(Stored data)
━━━━━━━━━━━━━━━━

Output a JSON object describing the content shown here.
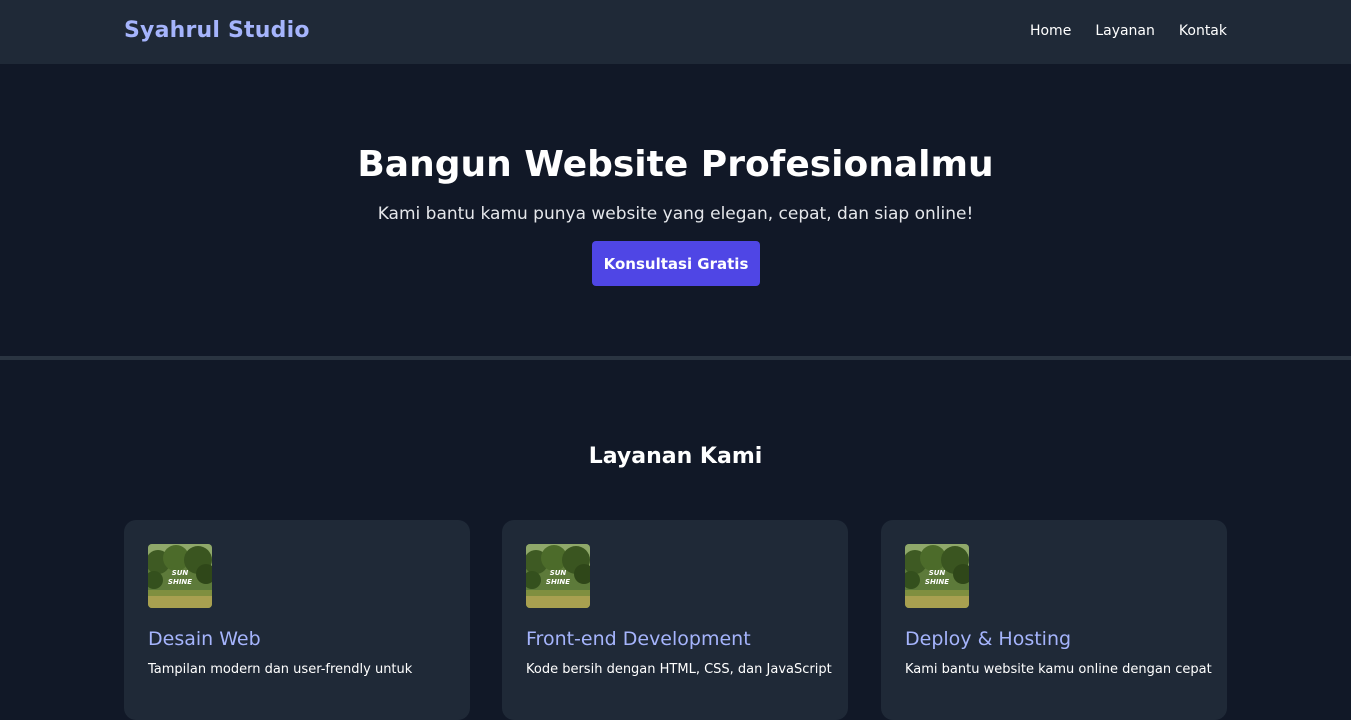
{
  "nav": {
    "brand": "Syahrul Studio",
    "links": [
      "Home",
      "Layanan",
      "Kontak"
    ]
  },
  "hero": {
    "title": "Bangun Website Profesionalmu",
    "subtitle": "Kami bantu kamu punya website yang elegan, cepat, dan siap online!",
    "cta_label": "Konsultasi Gratis"
  },
  "services": {
    "title": "Layanan Kami",
    "thumb_text": "SUN SHINE",
    "cards": [
      {
        "title": "Desain Web",
        "description": "Tampilan modern dan user-frendly untuk"
      },
      {
        "title": "Front-end Development",
        "description": "Kode bersih dengan HTML, CSS, dan JavaScript"
      },
      {
        "title": "Deploy & Hosting",
        "description": "Kami bantu website kamu online dengan cepat"
      }
    ]
  },
  "colors": {
    "page_bg": "#111827",
    "navbar_bg": "#1f2937",
    "accent": "#4f46e5",
    "brand_text": "#a5b4fc",
    "card_bg": "#1f2937"
  }
}
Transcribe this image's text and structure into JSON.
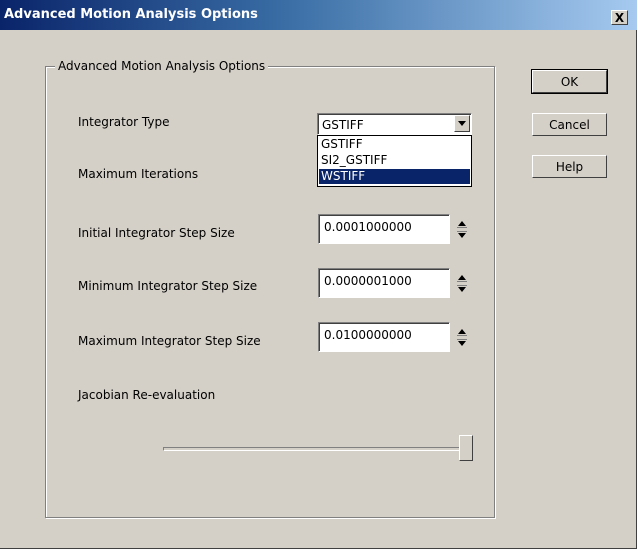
{
  "window": {
    "title": "Advanced Motion Analysis Options",
    "close_label": "X"
  },
  "group": {
    "legend": "Advanced Motion Analysis Options"
  },
  "fields": {
    "integrator_type": {
      "label": "Integrator Type",
      "value": "GSTIFF",
      "options": [
        "GSTIFF",
        "SI2_GSTIFF",
        "WSTIFF"
      ],
      "highlighted_option": "WSTIFF"
    },
    "max_iterations": {
      "label": "Maximum Iterations"
    },
    "initial_step": {
      "label": "Initial Integrator Step Size",
      "value": "0.0001000000"
    },
    "min_step": {
      "label": "Minimum Integrator Step Size",
      "value": "0.0000001000"
    },
    "max_step": {
      "label": "Maximum Integrator Step Size",
      "value": "0.0100000000"
    },
    "jacobian": {
      "label": "Jacobian Re-evaluation",
      "level": 1.0
    }
  },
  "buttons": {
    "ok": "OK",
    "cancel": "Cancel",
    "help": "Help"
  },
  "icons": {
    "combo_arrow": "triangle-down-icon",
    "spin": "spin-up-down-icon",
    "close": "close-icon"
  },
  "colors": {
    "face": "#d4d0c8",
    "title_start": "#0a246a",
    "title_end": "#a6caf0",
    "selection": "#0a246a"
  }
}
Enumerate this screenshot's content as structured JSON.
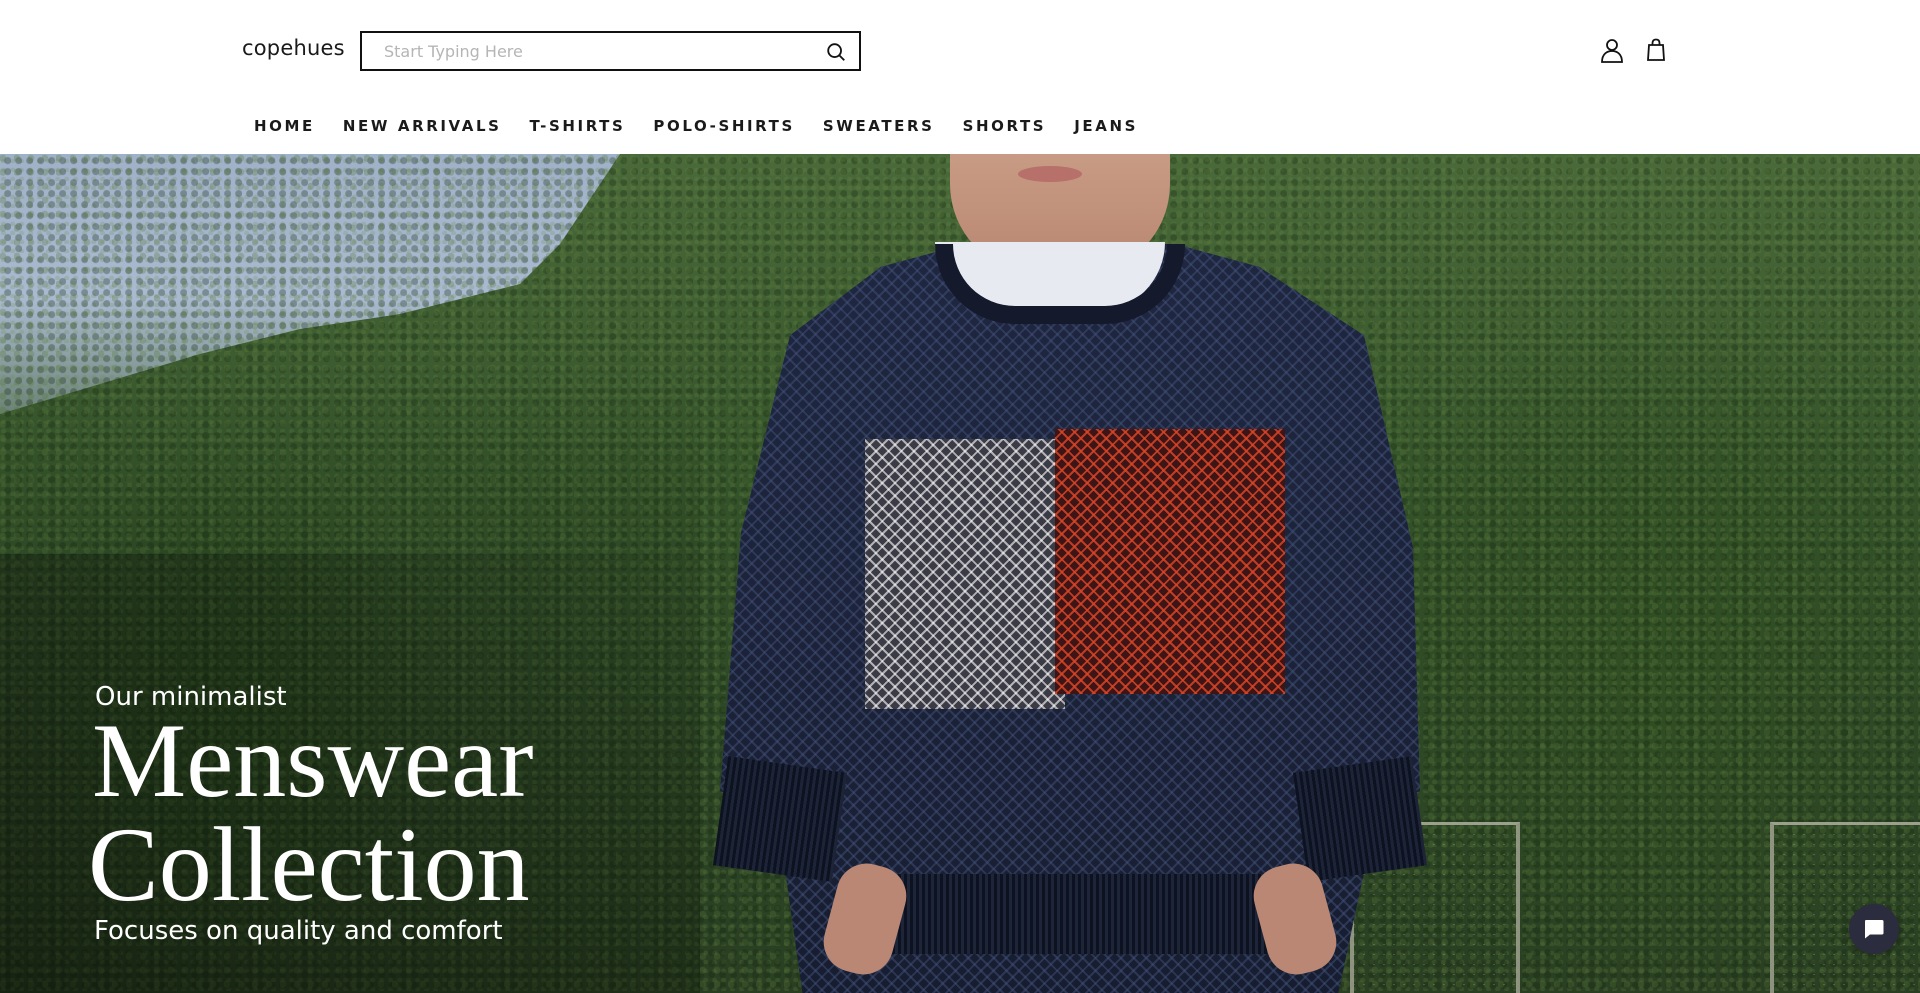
{
  "header": {
    "logo": "copehues",
    "search": {
      "placeholder": "Start Typing Here",
      "value": "",
      "icon": "search-icon"
    },
    "icons": {
      "account": "user-icon",
      "cart": "shopping-bag-icon"
    }
  },
  "nav": {
    "items": [
      {
        "label": "HOME"
      },
      {
        "label": "NEW ARRIVALS"
      },
      {
        "label": "T-SHIRTS"
      },
      {
        "label": "POLO-SHIRTS"
      },
      {
        "label": "SWEATERS"
      },
      {
        "label": "SHORTS"
      },
      {
        "label": "JEANS"
      }
    ]
  },
  "hero": {
    "eyebrow": "Our minimalist",
    "title_line_1": "Menswear",
    "title_line_2": "Collection",
    "subtitle": "Focuses on quality and comfort"
  },
  "chat": {
    "icon": "chat-bubble-icon"
  },
  "colors": {
    "text": "#111111",
    "hero_text": "#ffffff",
    "chat_button": "#2b2d3f"
  }
}
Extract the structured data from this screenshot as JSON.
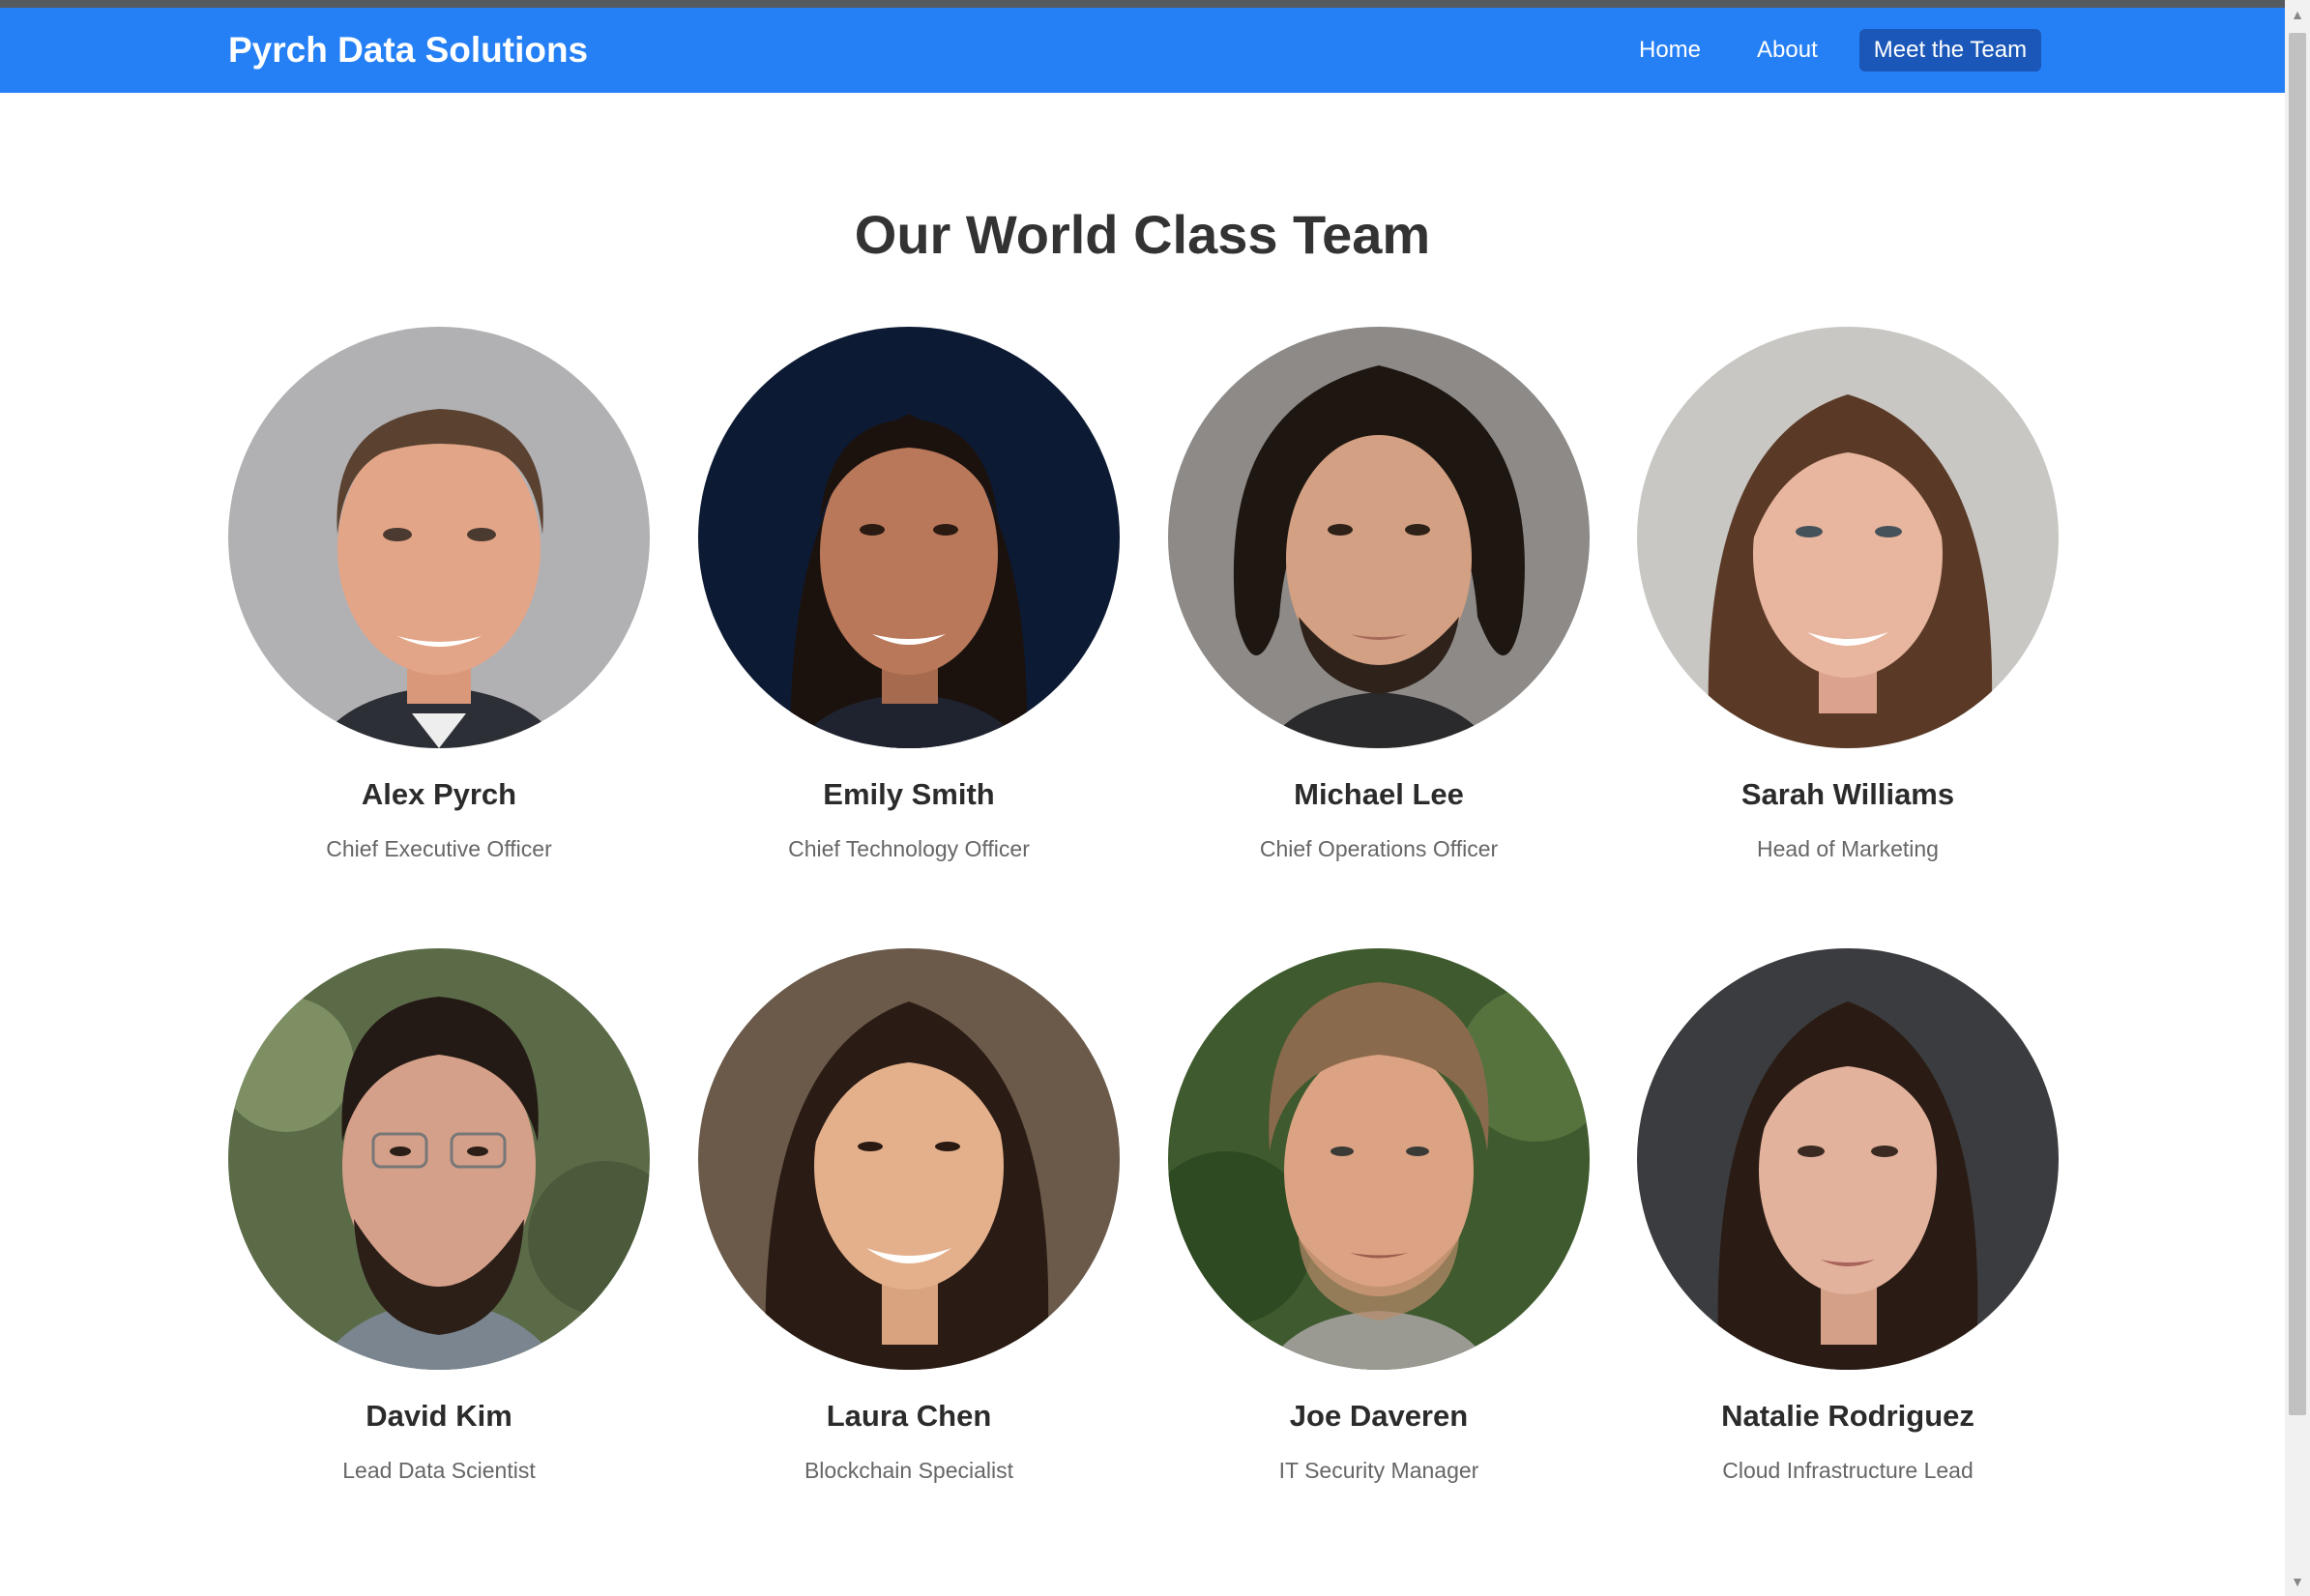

━━━━━━━━━━━━━━━━

**Stated task**. Pull out every line above that holds the word "Motion".

**Exercise result**.
    "title": "Advanced Motion Analysis Options",
    "legend": "Advanced Motion Analysis Options"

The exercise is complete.